*Given request*:
Restate each line of the listing exactly, without carrying over any pictures.
_ _ _ _ _ _ _
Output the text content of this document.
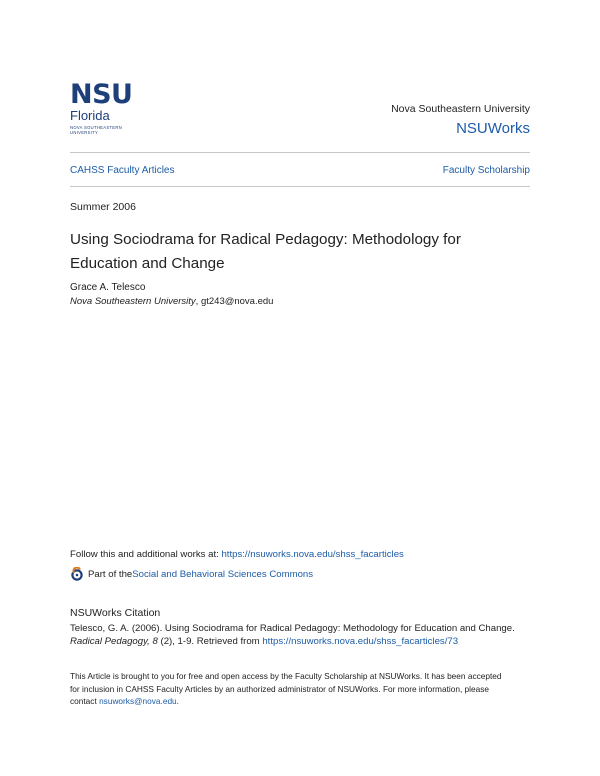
NSU
Florida
NOVA SOUTHEASTERN
UNIVERSITY
Nova Southeastern University
NSUWorks
CAHSS Faculty Articles	Faculty Scholarship
Summer 2006
Using Sociodrama for Radical Pedagogy: Methodology for Education and Change
Grace A. Telesco
Nova Southeastern University, gt243@nova.edu
Follow this and additional works at: https://nsuworks.nova.edu/shss_facarticles
Part of the Social and Behavioral Sciences Commons
NSUWorks Citation
Telesco, G. A. (2006). Using Sociodrama for Radical Pedagogy: Methodology for Education and Change. Radical Pedagogy, 8 (2), 1-9. Retrieved from https://nsuworks.nova.edu/shss_facarticles/73
This Article is brought to you for free and open access by the Faculty Scholarship at NSUWorks. It has been accepted for inclusion in CAHSS Faculty Articles by an authorized administrator of NSUWorks. For more information, please contact nsuworks@nova.edu.
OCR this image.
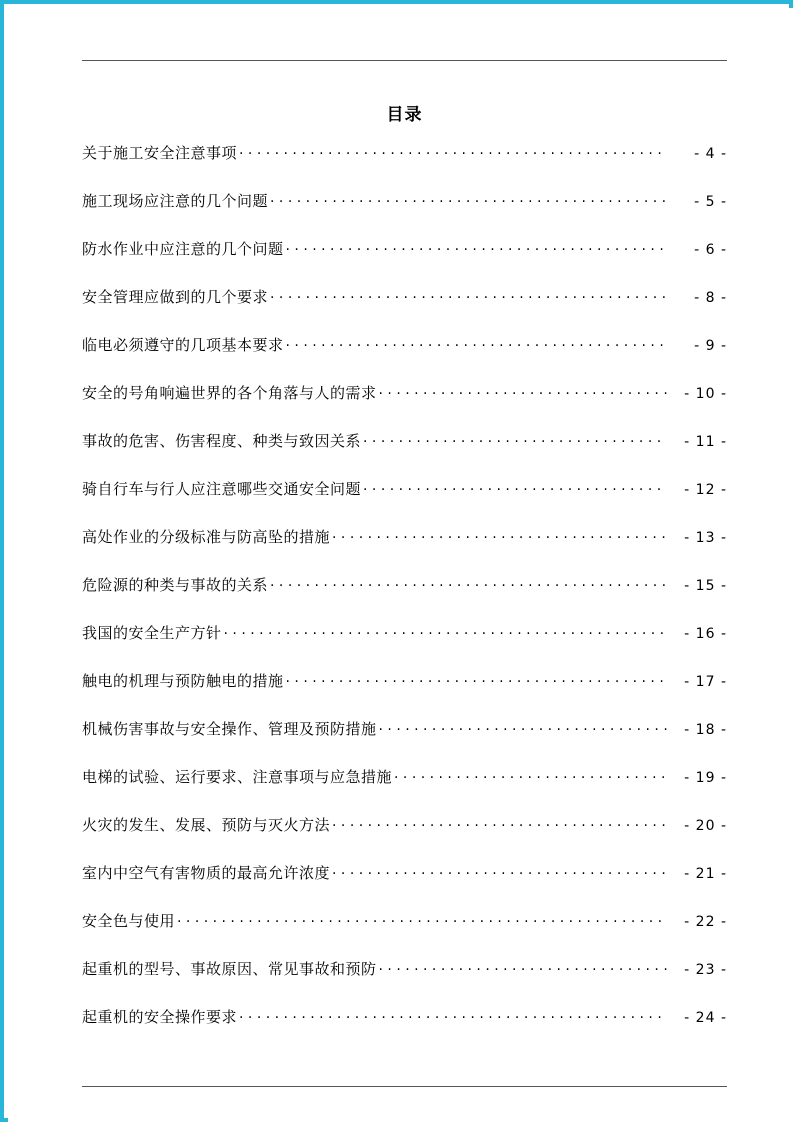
目录
关于施工安全注意事项 . . .	- 4 -
施工现场应注意的几个问题 . . .	- 5 -
防水作业中应注意的几个问题 . . .	- 6 -
安全管理应做到的几个要求 . . .	- 8 -
临电必须遵守的几项基本要求 . . .	- 9 -
安全的号角响遍世界的各个角落与人的需求 . . .	- 10 -
事故的危害、伤害程度、种类与致因关系 . . .	- 11 -
骑自行车与行人应注意哪些交通安全问题 . . .	- 12 -
高处作业的分级标准与防高坠的措施 . . .	- 13 -
危险源的种类与事故的关系 . . .	- 15 -
我国的安全生产方针 . . .	- 16 -
触电的机理与预防触电的措施 . . .	- 17 -
机械伤害事故与安全操作、管理及预防措施 . . .	- 18 -
电梯的试验、运行要求、注意事项与应急措施 . . .	- 19 -
火灾的发生、发展、预防与灭火方法 . . .	- 20 -
室内中空气有害物质的最高允许浓度 . . .	- 21 -
安全色与使用 . . .	- 22 -
起重机的型号、事故原因、常见事故和预防 . . .	- 23 -
起重机的安全操作要求 . . .	- 24 -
_ _ _ _ _ _ _
*Written answer*:
Output the text content of this document.
NSU
Florida
NOVA SOUTHEASTERN
UNIVERSITY
Nova Southeastern University
NSUWorks
CAHSS Faculty Articles	Faculty Scholarship
Summer 2006
Using Sociodrama for Radical Pedagogy: Methodology for Education and Change
Grace A. Telesco
Nova Southeastern University, gt243@nova.edu
Follow this and additional works at: https://nsuworks.nova.edu/shss_facarticles
Part of the Social and Behavioral Sciences Commons
NSUWorks Citation
Telesco, G. A. (2006). Using Sociodrama for Radical Pedagogy: Methodology for Education and Change. Radical Pedagogy, 8 (2), 1-9. Retrieved from https://nsuworks.nova.edu/shss_facarticles/73
This Article is brought to you for free and open access by the Faculty Scholarship at NSUWorks. It has been accepted for inclusion in CAHSS Faculty Articles by an authorized administrator of NSUWorks. For more information, please contact nsuworks@nova.edu.
OCR this image.
目录
关于施工安全注意事项 . . .	- 4 -
施工现场应注意的几个问题 . . .	- 5 -
防水作业中应注意的几个问题 . . .	- 6 -
安全管理应做到的几个要求 . . .	- 8 -
临电必须遵守的几项基本要求 . . .	- 9 -
安全的号角响遍世界的各个角落与人的需求 . . .	- 10 -
事故的危害、伤害程度、种类与致因关系 . . .	- 11 -
骑自行车与行人应注意哪些交通安全问题 . . .	- 12 -
高处作业的分级标准与防高坠的措施 . . .	- 13 -
危险源的种类与事故的关系 . . .	- 15 -
我国的安全生产方针 . . .	- 16 -
触电的机理与预防触电的措施 . . .	- 17 -
机械伤害事故与安全操作、管理及预防措施 . . .	- 18 -
电梯的试验、运行要求、注意事项与应急措施 . . .	- 19 -
火灾的发生、发展、预防与灭火方法 . . .	- 20 -
室内中空气有害物质的最高允许浓度 . . .	- 21 -
安全色与使用 . . .	- 22 -
起重机的型号、事故原因、常见事故和预防 . . .	- 23 -
起重机的安全操作要求 . . .	- 24 -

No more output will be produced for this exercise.